DIRECTIONS: Return all entries precisely as they stand, without the images.

** start of DATA LINES **

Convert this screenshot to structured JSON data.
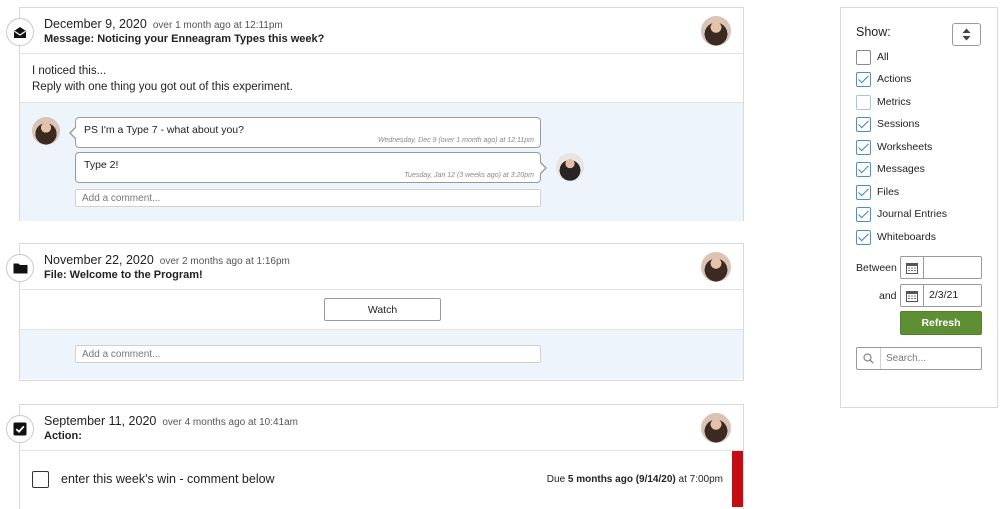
{
  "feed": {
    "message_card": {
      "date": "December 9, 2020",
      "ago": "over 1 month ago at 12:11pm",
      "title": "Message: Noticing your Enneagram Types this week?",
      "icon": "envelope-open-icon",
      "body_line1": "I noticed this...",
      "body_line2": "Reply with one thing you got out of this experiment.",
      "comments": [
        {
          "text": "PS I'm a Type 7 - what about you?",
          "meta": "Wednesday, Dec 9 (over 1 month ago) at 12:11pm"
        },
        {
          "text": "Type 2!",
          "meta": "Tuesday, Jan 12 (3 weeks ago) at 3:20pm"
        }
      ],
      "comment_placeholder": "Add a comment..."
    },
    "file_card": {
      "date": "November 22, 2020",
      "ago": "over 2 months ago at 1:16pm",
      "title": "File: Welcome to the Program!",
      "icon": "folder-icon",
      "watch_label": "Watch",
      "comment_placeholder": "Add a comment..."
    },
    "action_card": {
      "date": "September 11, 2020",
      "ago": "over 4 months ago at 10:41am",
      "title": "Action:",
      "icon": "checkbox-checked-icon",
      "task": "enter this week's win - comment below",
      "due_prefix": "Due",
      "due_bold": "5 months ago (9/14/20)",
      "due_time": "at 7:00pm",
      "overdue_color": "#c40d12"
    }
  },
  "filter": {
    "show_label": "Show:",
    "items": [
      {
        "label": "All",
        "checked": false
      },
      {
        "label": "Actions",
        "checked": true
      },
      {
        "label": "Metrics",
        "checked": false
      },
      {
        "label": "Sessions",
        "checked": true
      },
      {
        "label": "Worksheets",
        "checked": true
      },
      {
        "label": "Messages",
        "checked": true
      },
      {
        "label": "Files",
        "checked": true
      },
      {
        "label": "Journal Entries",
        "checked": true
      },
      {
        "label": "Whiteboards",
        "checked": true
      }
    ],
    "between_label": "Between",
    "and_label": "and",
    "start_date": "",
    "end_date": "2/3/21",
    "refresh_label": "Refresh",
    "search_placeholder": "Search...",
    "accent_color": "#5f8f33"
  }
}
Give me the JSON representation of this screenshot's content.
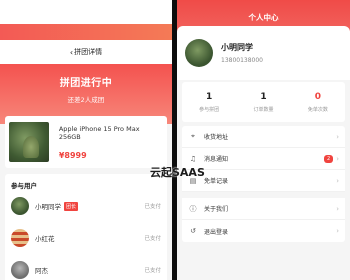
{
  "left": {
    "nav_title": "拼团详情",
    "back_icon": "back-arrow-icon",
    "hero_title": "拼团进行中",
    "hero_subtitle": "还差2人成团",
    "product": {
      "name": "Apple iPhone 15 Pro Max 256GB",
      "price": "¥8999"
    },
    "members_title": "参与用户",
    "members": [
      {
        "name": "小明同学",
        "tag": "团长",
        "status": "已支付"
      },
      {
        "name": "小红花",
        "tag": "",
        "status": "已支付"
      },
      {
        "name": "阿杰",
        "tag": "",
        "status": "已支付"
      }
    ]
  },
  "right": {
    "title": "个人中心",
    "user": {
      "name": "小明同学",
      "phone": "13800138000"
    },
    "stats": [
      {
        "value": "1",
        "label": "参与拼团"
      },
      {
        "value": "1",
        "label": "订单数量"
      },
      {
        "value": "0",
        "label": "免单次数"
      }
    ],
    "menu": [
      {
        "icon": "location-icon",
        "glyph": "⌖",
        "label": "收货地址",
        "badge": ""
      },
      {
        "icon": "bell-icon",
        "glyph": "🔔",
        "label": "消息通知",
        "badge": "2"
      },
      {
        "icon": "document-icon",
        "glyph": "▤",
        "label": "免单记录",
        "badge": ""
      },
      {
        "icon": "info-icon",
        "glyph": "ⓘ",
        "label": "关于我们",
        "badge": ""
      },
      {
        "icon": "logout-icon",
        "glyph": "↺",
        "label": "退出登录",
        "badge": ""
      }
    ]
  },
  "watermark": "云起SAAS",
  "colors": {
    "accent": "#f0443f",
    "header_top": "#f04b48",
    "header_bottom": "#f3837a"
  }
}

** end of DATA LINES **

SOLUTION FOR THIS TASK:
Convert this screenshot to structured JSON data.
{
  "feed": {
    "message_card": {
      "date": "December 9, 2020",
      "ago": "over 1 month ago at 12:11pm",
      "title": "Message: Noticing your Enneagram Types this week?",
      "icon": "envelope-open-icon",
      "body_line1": "I noticed this...",
      "body_line2": "Reply with one thing you got out of this experiment.",
      "comments": [
        {
          "text": "PS I'm a Type 7 - what about you?",
          "meta": "Wednesday, Dec 9 (over 1 month ago) at 12:11pm"
        },
        {
          "text": "Type 2!",
          "meta": "Tuesday, Jan 12 (3 weeks ago) at 3:20pm"
        }
      ],
      "comment_placeholder": "Add a comment..."
    },
    "file_card": {
      "date": "November 22, 2020",
      "ago": "over 2 months ago at 1:16pm",
      "title": "File: Welcome to the Program!",
      "icon": "folder-icon",
      "watch_label": "Watch",
      "comment_placeholder": "Add a comment..."
    },
    "action_card": {
      "date": "September 11, 2020",
      "ago": "over 4 months ago at 10:41am",
      "title": "Action:",
      "icon": "checkbox-checked-icon",
      "task": "enter this week's win - comment below",
      "due_prefix": "Due",
      "due_bold": "5 months ago (9/14/20)",
      "due_time": "at 7:00pm",
      "overdue_color": "#c40d12"
    }
  },
  "filter": {
    "show_label": "Show:",
    "items": [
      {
        "label": "All",
        "checked": false
      },
      {
        "label": "Actions",
        "checked": true
      },
      {
        "label": "Metrics",
        "checked": false
      },
      {
        "label": "Sessions",
        "checked": true
      },
      {
        "label": "Worksheets",
        "checked": true
      },
      {
        "label": "Messages",
        "checked": true
      },
      {
        "label": "Files",
        "checked": true
      },
      {
        "label": "Journal Entries",
        "checked": true
      },
      {
        "label": "Whiteboards",
        "checked": true
      }
    ],
    "between_label": "Between",
    "and_label": "and",
    "start_date": "",
    "end_date": "2/3/21",
    "refresh_label": "Refresh",
    "search_placeholder": "Search...",
    "accent_color": "#5f8f33"
  }
}
Give me the JSON representation of this screenshot's content.
{
  "left": {
    "nav_title": "拼团详情",
    "back_icon": "back-arrow-icon",
    "hero_title": "拼团进行中",
    "hero_subtitle": "还差2人成团",
    "product": {
      "name": "Apple iPhone 15 Pro Max 256GB",
      "price": "¥8999"
    },
    "members_title": "参与用户",
    "members": [
      {
        "name": "小明同学",
        "tag": "团长",
        "status": "已支付"
      },
      {
        "name": "小红花",
        "tag": "",
        "status": "已支付"
      },
      {
        "name": "阿杰",
        "tag": "",
        "status": "已支付"
      }
    ]
  },
  "right": {
    "title": "个人中心",
    "user": {
      "name": "小明同学",
      "phone": "13800138000"
    },
    "stats": [
      {
        "value": "1",
        "label": "参与拼团"
      },
      {
        "value": "1",
        "label": "订单数量"
      },
      {
        "value": "0",
        "label": "免单次数"
      }
    ],
    "menu": [
      {
        "icon": "location-icon",
        "glyph": "⌖",
        "label": "收货地址",
        "badge": ""
      },
      {
        "icon": "bell-icon",
        "glyph": "🔔",
        "label": "消息通知",
        "badge": "2"
      },
      {
        "icon": "document-icon",
        "glyph": "▤",
        "label": "免单记录",
        "badge": ""
      },
      {
        "icon": "info-icon",
        "glyph": "ⓘ",
        "label": "关于我们",
        "badge": ""
      },
      {
        "icon": "logout-icon",
        "glyph": "↺",
        "label": "退出登录",
        "badge": ""
      }
    ]
  },
  "watermark": "云起SAAS",
  "colors": {
    "accent": "#f0443f",
    "header_top": "#f04b48",
    "header_bottom": "#f3837a"
  }
}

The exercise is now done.